-- Exercise task --
Copy all the entries word for word, but omit the pictures.

-- Data shown --
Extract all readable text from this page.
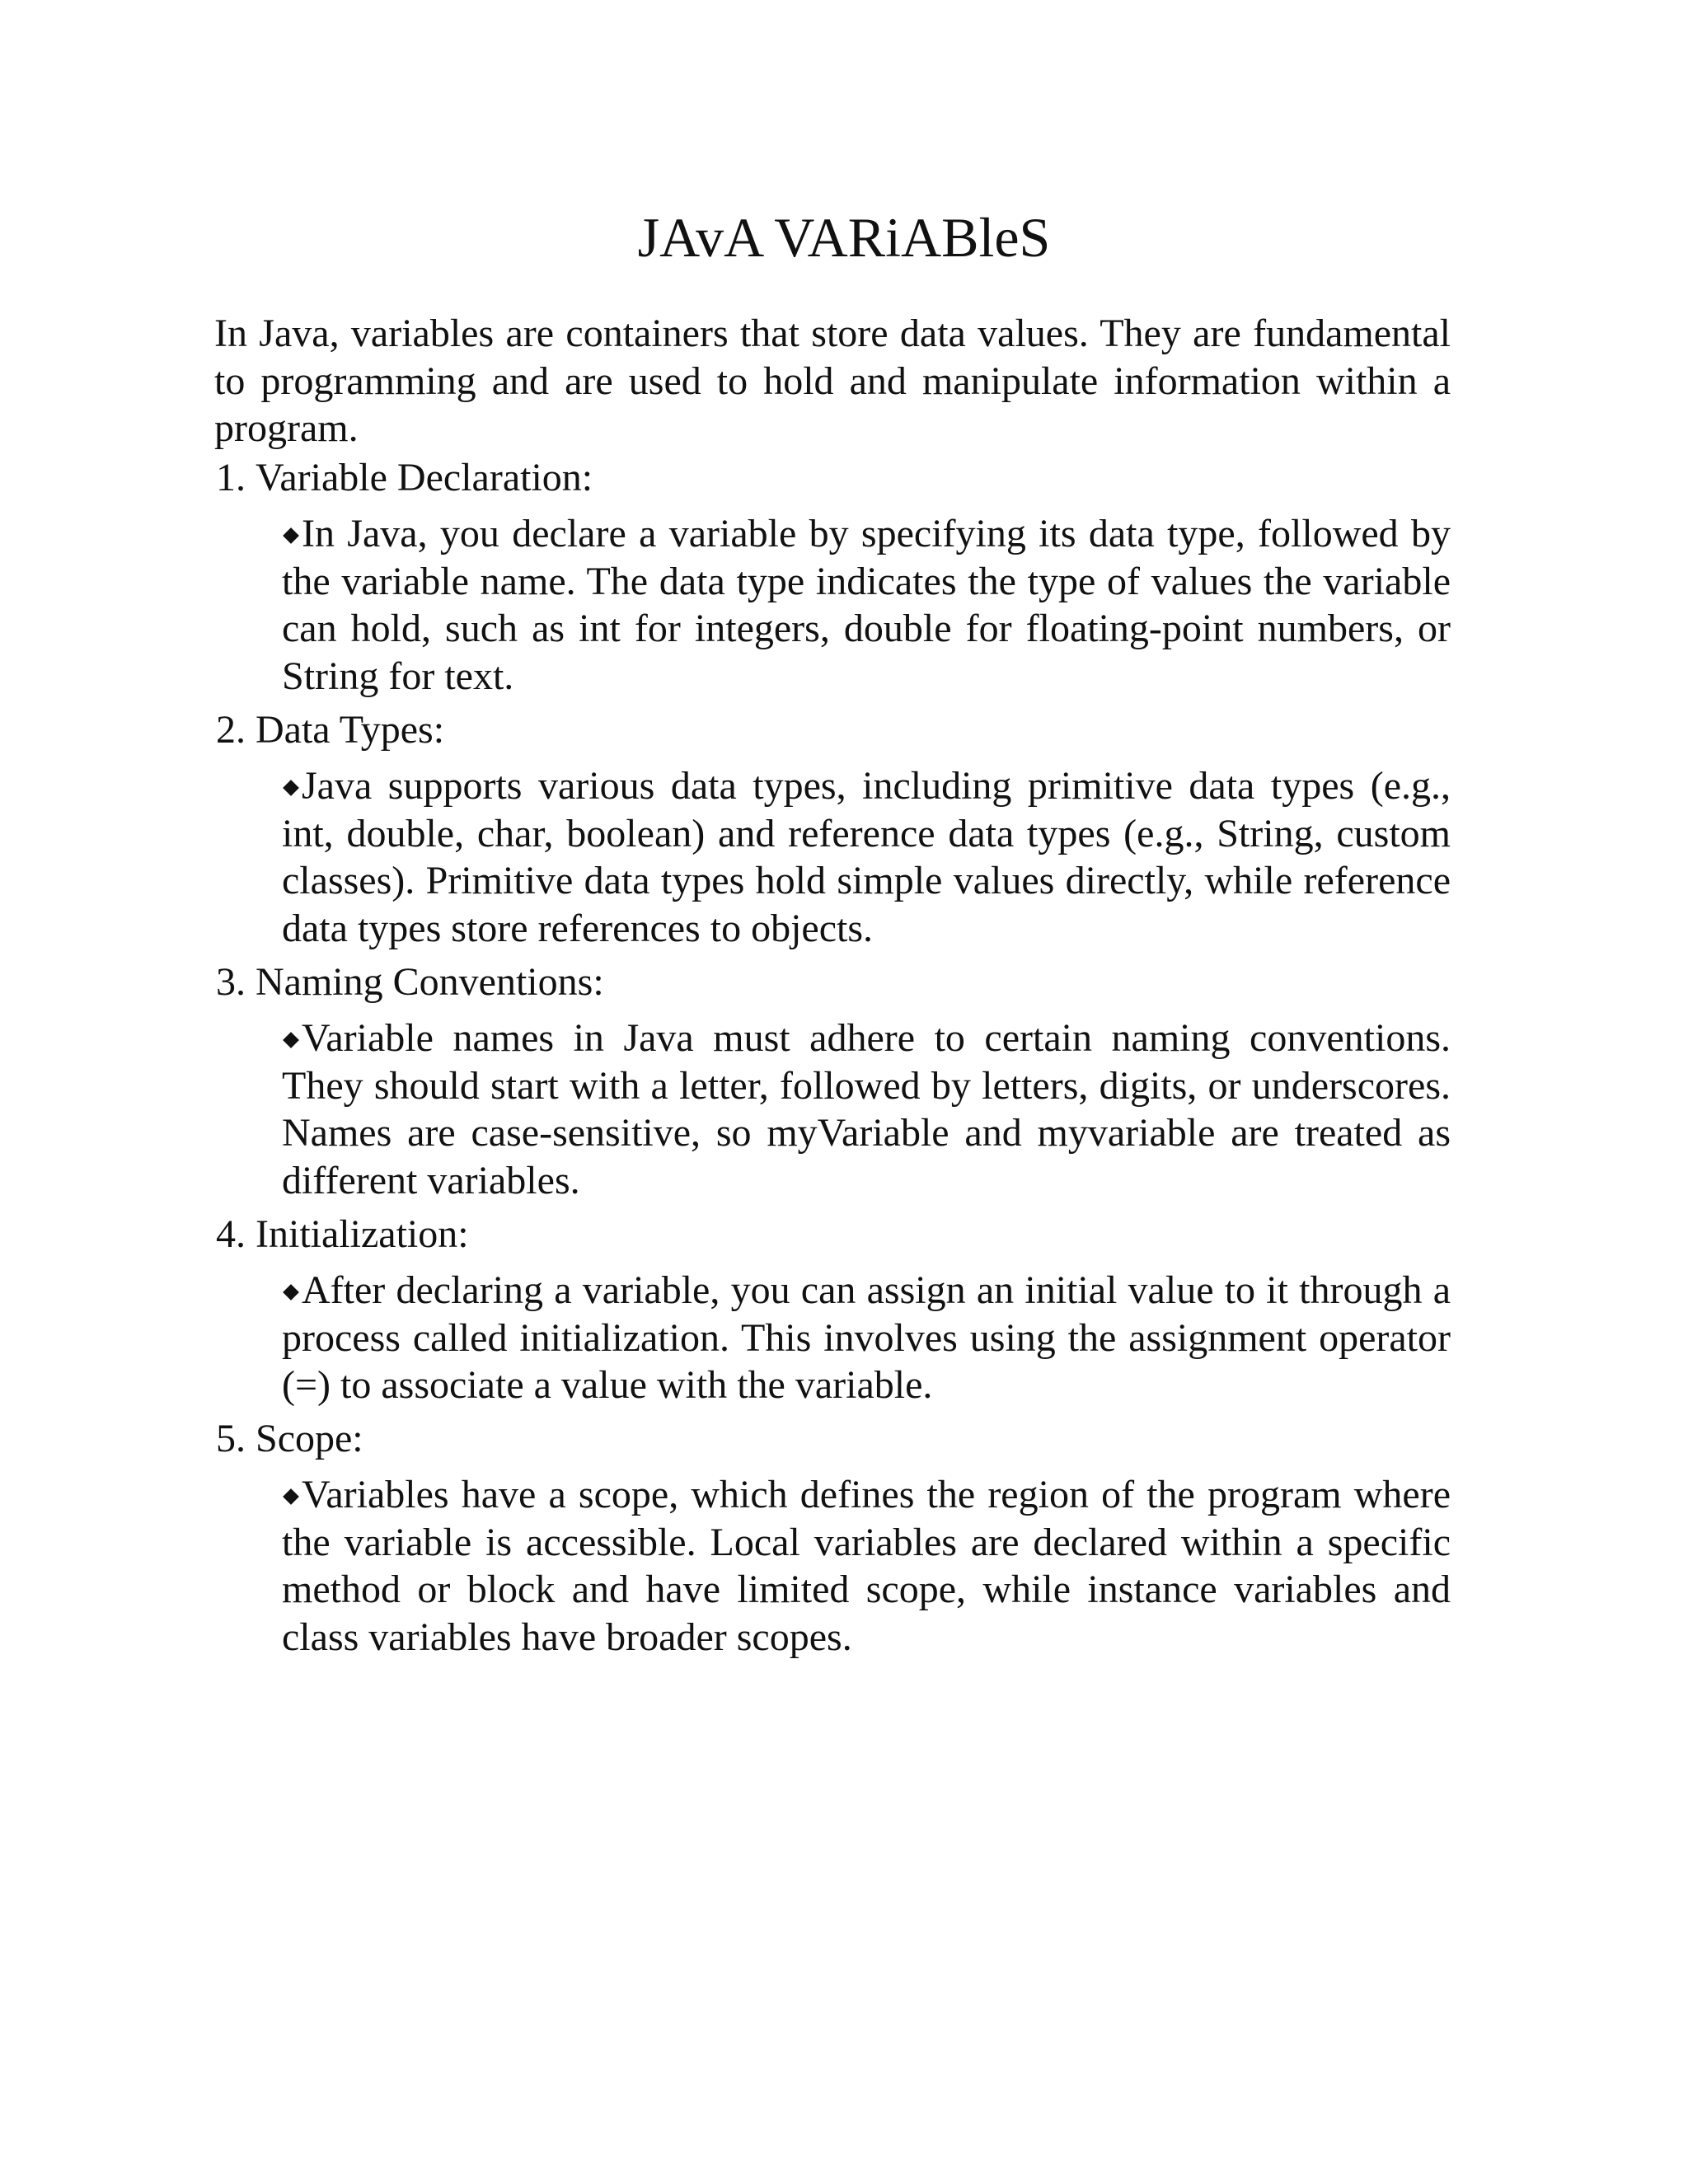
JAvA VARiABleS

In Java, variables are containers that store data values. They are fundamental to programming and are used to hold and manipulate information within a program.

1. Variable Declaration:

In Java, you declare a variable by specifying its data type, followed by the variable name. The data type indicates the type of values the variable can hold, such as int for integers, double for floating-point numbers, or String for text.

2. Data Types:

Java supports various data types, including primitive data types (e.g., int, double, char, boolean) and reference data types (e.g., String, custom classes). Primitive data types hold simple values directly, while reference data types store references to objects.

3. Naming Conventions:

Variable names in Java must adhere to certain naming conventions. They should start with a letter, followed by letters, digits, or underscores. Names are case-sensitive, so myVariable and myvariable are treated as different variables.

4. Initialization:

After declaring a variable, you can assign an initial value to it through a process called initialization. This involves using the assignment operator (=) to associate a value with the variable.

5. Scope:

Variables have a scope, which defines the region of the program where the variable is accessible. Local variables are declared within a specific method or block and have limited scope, while instance variables and class variables have broader scopes.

-- Solution below --
Extract all readable text from this page.
JAvA VARiABleS

In Java, variables are containers that store data values. They are fundamental to programming and are used to hold and manipulate information within a program.

1. Variable Declaration:

In Java, you declare a variable by specifying its data type, followed by the variable name. The data type indicates the type of values the variable can hold, such as int for integers, double for floating-point numbers, or String for text.

2. Data Types:

Java supports various data types, including primitive data types (e.g., int, double, char, boolean) and reference data types (e.g., String, custom classes). Primitive data types hold simple values directly, while reference data types store references to objects.

3. Naming Conventions:

Variable names in Java must adhere to certain naming conventions. They should start with a letter, followed by letters, digits, or underscores. Names are case-sensitive, so myVariable and myvariable are treated as different variables.

4. Initialization:

After declaring a variable, you can assign an initial value to it through a process called initialization. This involves using the assignment operator (=) to associate a value with the variable.

5. Scope:

Variables have a scope, which defines the region of the program where the variable is accessible. Local variables are declared within a specific method or block and have limited scope, while instance variables and class variables have broader scopes.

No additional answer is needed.